Please render the part of the records that opens with the line containing "Patent image size: (1020, 1180)." and closes with the line containing "The rotational axis O is at (460, 675)." as a JSON list of strings, one string per line, leaving out blank lines.

DATA FOR THIS EXERCISE.
• • • • •
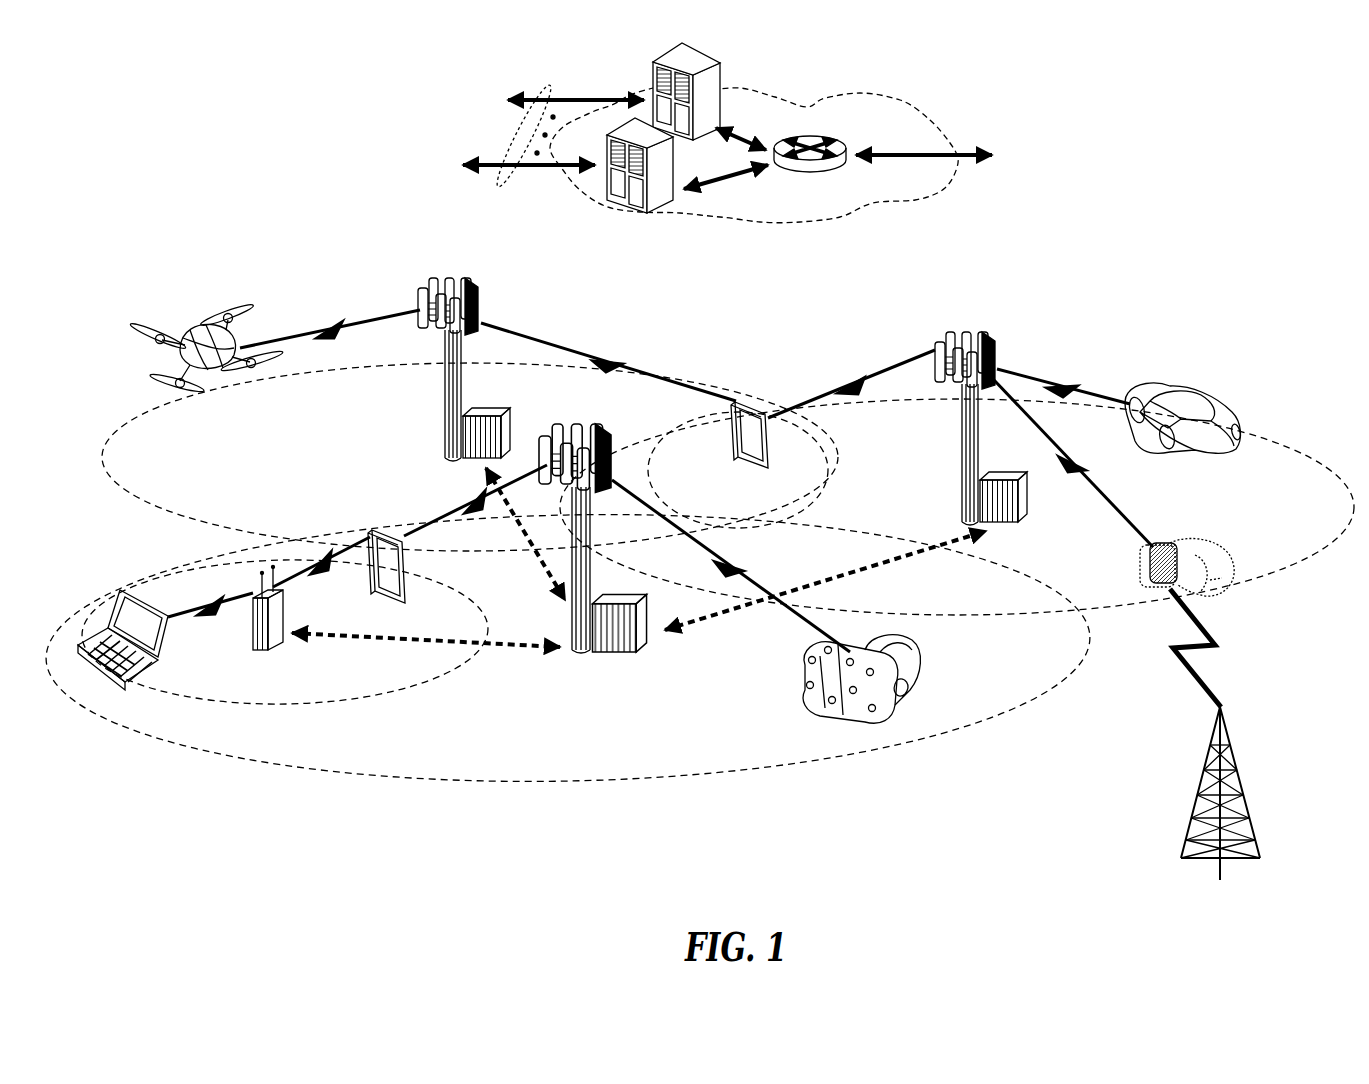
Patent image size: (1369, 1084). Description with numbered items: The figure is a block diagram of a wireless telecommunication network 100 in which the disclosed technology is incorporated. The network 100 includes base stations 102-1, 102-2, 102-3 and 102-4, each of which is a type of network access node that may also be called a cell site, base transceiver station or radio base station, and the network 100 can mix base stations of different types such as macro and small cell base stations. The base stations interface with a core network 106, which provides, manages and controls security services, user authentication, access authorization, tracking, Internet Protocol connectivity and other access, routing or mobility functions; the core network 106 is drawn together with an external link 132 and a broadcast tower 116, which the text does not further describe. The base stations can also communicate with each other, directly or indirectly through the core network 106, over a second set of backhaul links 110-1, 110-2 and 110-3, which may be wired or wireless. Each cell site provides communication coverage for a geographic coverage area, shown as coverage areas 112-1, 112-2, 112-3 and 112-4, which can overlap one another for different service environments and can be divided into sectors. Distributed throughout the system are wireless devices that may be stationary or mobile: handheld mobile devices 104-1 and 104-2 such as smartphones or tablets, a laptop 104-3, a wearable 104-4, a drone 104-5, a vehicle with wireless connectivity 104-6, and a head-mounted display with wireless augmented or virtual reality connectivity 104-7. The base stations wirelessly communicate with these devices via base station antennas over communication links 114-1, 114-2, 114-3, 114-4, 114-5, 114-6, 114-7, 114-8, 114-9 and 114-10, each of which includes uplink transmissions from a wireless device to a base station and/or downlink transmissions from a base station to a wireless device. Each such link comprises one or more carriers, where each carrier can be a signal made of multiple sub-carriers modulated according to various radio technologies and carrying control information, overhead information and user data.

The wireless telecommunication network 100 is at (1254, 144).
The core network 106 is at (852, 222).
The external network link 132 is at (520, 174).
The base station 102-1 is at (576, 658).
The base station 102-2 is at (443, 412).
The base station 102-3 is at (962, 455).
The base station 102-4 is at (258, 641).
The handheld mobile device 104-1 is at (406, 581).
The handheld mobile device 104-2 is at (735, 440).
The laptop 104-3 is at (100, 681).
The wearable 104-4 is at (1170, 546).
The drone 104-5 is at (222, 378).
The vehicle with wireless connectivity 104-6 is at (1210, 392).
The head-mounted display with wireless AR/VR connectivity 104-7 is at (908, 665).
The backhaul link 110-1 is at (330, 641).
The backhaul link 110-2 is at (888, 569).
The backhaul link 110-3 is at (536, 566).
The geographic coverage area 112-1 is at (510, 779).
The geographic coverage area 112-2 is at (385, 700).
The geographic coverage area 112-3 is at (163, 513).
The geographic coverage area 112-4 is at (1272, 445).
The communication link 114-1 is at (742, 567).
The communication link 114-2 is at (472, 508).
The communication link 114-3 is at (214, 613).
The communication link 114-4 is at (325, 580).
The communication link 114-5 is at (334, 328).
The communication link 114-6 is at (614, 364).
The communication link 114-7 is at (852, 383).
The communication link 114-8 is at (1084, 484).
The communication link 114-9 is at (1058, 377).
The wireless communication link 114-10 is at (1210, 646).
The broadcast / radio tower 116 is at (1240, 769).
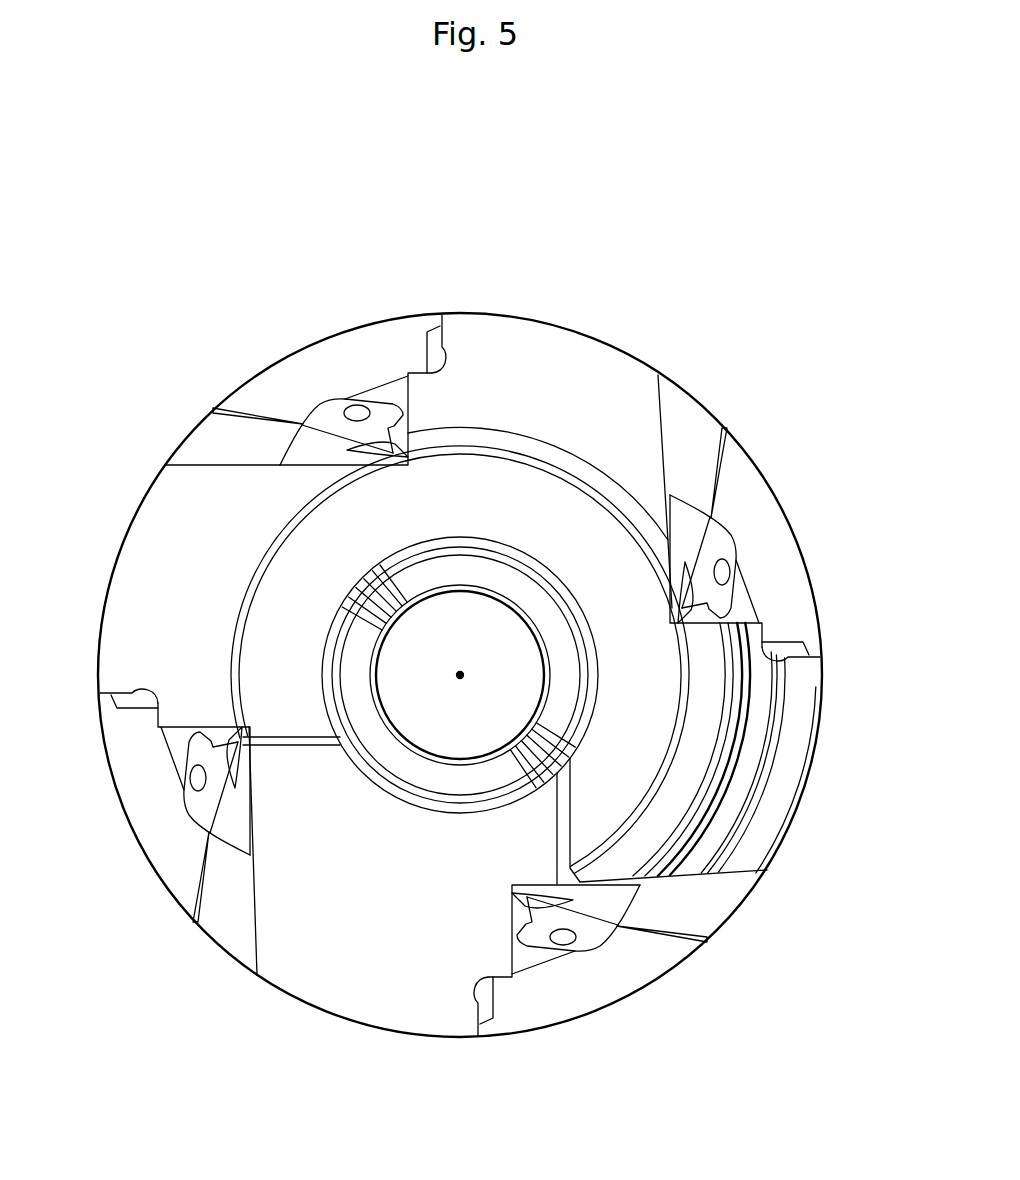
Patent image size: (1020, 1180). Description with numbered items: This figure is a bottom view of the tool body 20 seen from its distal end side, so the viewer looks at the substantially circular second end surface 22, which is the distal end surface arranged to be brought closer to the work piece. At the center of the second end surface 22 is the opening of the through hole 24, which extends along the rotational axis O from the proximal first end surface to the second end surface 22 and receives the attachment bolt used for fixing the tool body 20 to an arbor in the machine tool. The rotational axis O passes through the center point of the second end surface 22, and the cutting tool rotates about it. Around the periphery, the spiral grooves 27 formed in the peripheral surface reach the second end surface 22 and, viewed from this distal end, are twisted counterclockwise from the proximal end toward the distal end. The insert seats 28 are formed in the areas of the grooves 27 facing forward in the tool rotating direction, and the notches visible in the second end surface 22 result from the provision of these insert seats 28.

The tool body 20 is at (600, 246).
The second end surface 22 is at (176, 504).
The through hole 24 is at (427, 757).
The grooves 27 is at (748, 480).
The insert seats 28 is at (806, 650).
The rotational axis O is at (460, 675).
• • • • •
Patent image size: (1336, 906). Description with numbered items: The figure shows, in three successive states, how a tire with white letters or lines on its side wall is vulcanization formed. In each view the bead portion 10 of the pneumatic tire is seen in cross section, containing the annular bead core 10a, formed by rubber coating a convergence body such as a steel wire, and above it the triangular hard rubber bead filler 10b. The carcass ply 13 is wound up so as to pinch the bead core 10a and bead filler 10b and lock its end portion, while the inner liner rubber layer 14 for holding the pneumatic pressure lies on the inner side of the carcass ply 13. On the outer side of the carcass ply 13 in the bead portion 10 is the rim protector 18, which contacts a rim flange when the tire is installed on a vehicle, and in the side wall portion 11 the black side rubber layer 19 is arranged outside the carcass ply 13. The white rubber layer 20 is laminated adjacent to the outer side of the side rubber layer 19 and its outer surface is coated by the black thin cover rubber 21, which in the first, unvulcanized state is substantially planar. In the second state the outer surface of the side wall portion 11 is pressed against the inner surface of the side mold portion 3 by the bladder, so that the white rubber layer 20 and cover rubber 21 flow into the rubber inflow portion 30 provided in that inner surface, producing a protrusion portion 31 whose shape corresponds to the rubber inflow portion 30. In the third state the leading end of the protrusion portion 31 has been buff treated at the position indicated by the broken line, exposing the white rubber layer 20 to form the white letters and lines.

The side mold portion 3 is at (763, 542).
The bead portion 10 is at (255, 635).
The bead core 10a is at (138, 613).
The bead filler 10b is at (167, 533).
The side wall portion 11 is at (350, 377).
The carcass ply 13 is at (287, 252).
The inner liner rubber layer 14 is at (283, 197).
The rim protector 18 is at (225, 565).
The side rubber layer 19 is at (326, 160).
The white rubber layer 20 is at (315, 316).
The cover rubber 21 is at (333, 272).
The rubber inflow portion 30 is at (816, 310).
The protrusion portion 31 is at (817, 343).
• • • • •
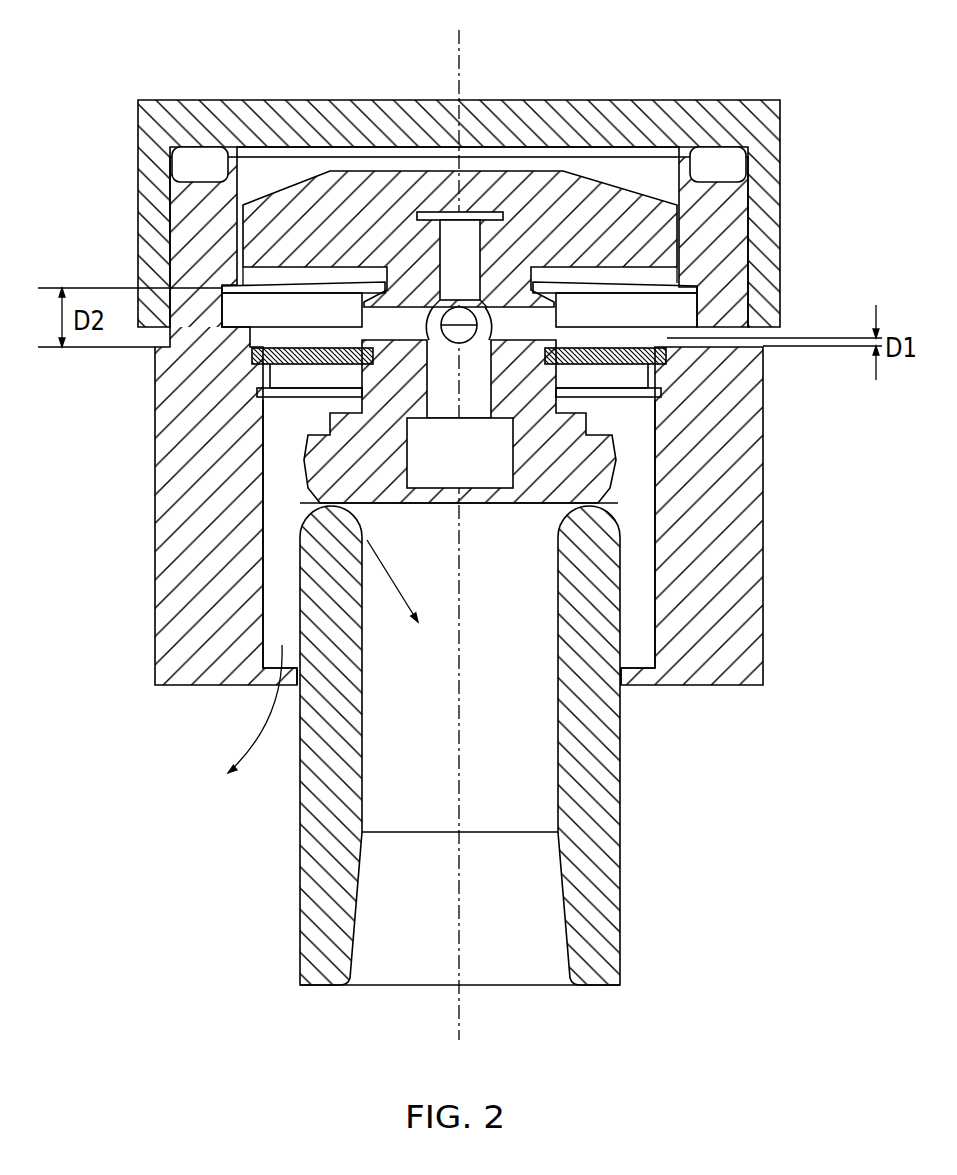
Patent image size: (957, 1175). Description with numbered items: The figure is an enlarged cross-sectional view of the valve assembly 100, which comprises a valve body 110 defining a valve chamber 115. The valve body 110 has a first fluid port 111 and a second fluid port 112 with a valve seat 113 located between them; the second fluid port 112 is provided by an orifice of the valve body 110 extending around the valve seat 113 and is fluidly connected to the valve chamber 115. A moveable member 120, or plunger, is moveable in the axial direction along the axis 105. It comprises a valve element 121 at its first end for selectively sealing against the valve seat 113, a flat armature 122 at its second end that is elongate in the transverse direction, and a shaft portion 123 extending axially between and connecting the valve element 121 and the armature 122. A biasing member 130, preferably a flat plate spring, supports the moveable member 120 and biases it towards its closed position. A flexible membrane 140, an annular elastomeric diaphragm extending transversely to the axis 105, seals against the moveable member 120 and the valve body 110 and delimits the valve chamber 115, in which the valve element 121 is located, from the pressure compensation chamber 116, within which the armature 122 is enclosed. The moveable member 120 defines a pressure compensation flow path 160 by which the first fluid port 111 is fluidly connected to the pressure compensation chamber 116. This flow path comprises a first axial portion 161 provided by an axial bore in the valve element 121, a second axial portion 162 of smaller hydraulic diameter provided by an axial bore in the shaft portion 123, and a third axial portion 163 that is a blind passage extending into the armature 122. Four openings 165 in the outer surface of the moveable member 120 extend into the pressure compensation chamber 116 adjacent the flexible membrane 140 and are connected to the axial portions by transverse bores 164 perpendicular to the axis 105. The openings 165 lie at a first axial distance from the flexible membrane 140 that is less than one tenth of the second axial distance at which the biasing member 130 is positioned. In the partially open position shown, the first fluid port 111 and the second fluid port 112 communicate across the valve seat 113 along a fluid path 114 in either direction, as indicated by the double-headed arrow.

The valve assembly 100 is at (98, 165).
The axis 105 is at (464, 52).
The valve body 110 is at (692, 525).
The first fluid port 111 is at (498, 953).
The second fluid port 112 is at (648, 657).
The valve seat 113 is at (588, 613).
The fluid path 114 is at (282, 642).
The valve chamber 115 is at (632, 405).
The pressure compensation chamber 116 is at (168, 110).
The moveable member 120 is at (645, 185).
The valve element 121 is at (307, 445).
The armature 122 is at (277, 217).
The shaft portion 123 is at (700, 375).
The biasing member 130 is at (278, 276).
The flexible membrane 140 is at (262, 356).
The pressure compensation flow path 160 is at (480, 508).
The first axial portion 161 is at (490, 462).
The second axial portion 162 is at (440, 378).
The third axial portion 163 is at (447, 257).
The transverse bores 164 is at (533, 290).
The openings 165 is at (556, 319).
• • • • •
TASK SOLUTION.
[
  "Patent image size: (1020, 1180). Description with numbered items: This figure is a bottom view of the tool body 20 seen from its distal end side, so the viewer looks at the substantially circular second end surface 22, which is the distal end surface arranged to be brought closer to the work piece. At the center of the second end surface 22 is the opening of the through hole 24, which extends along the rotational axis O from the proximal first end surface to the second end surface 22 and receives the attachment bolt used for fixing the tool body 20 to an arbor in the machine tool. The rotational axis O passes through the center point of the second end surface 22, and the cutting tool rotates about it. Around the periphery, the spiral grooves 27 formed in the peripheral surface reach the second end surface 22 and, viewed from this distal end, are twisted counterclockwise from the proximal end toward the distal end. The insert seats 28 are formed in the areas of the grooves 27 facing forward in the tool rotating direction, and the notches visible in the second end surface 22 result from the provision of these insert seats 28.",
  "The tool body 20 is at (600, 246).",
  "The second end surface 22 is at (176, 504).",
  "The through hole 24 is at (427, 757).",
  "The grooves 27 is at (748, 480).",
  "The insert seats 28 is at (806, 650).",
  "The rotational axis O is at (460, 675)."
]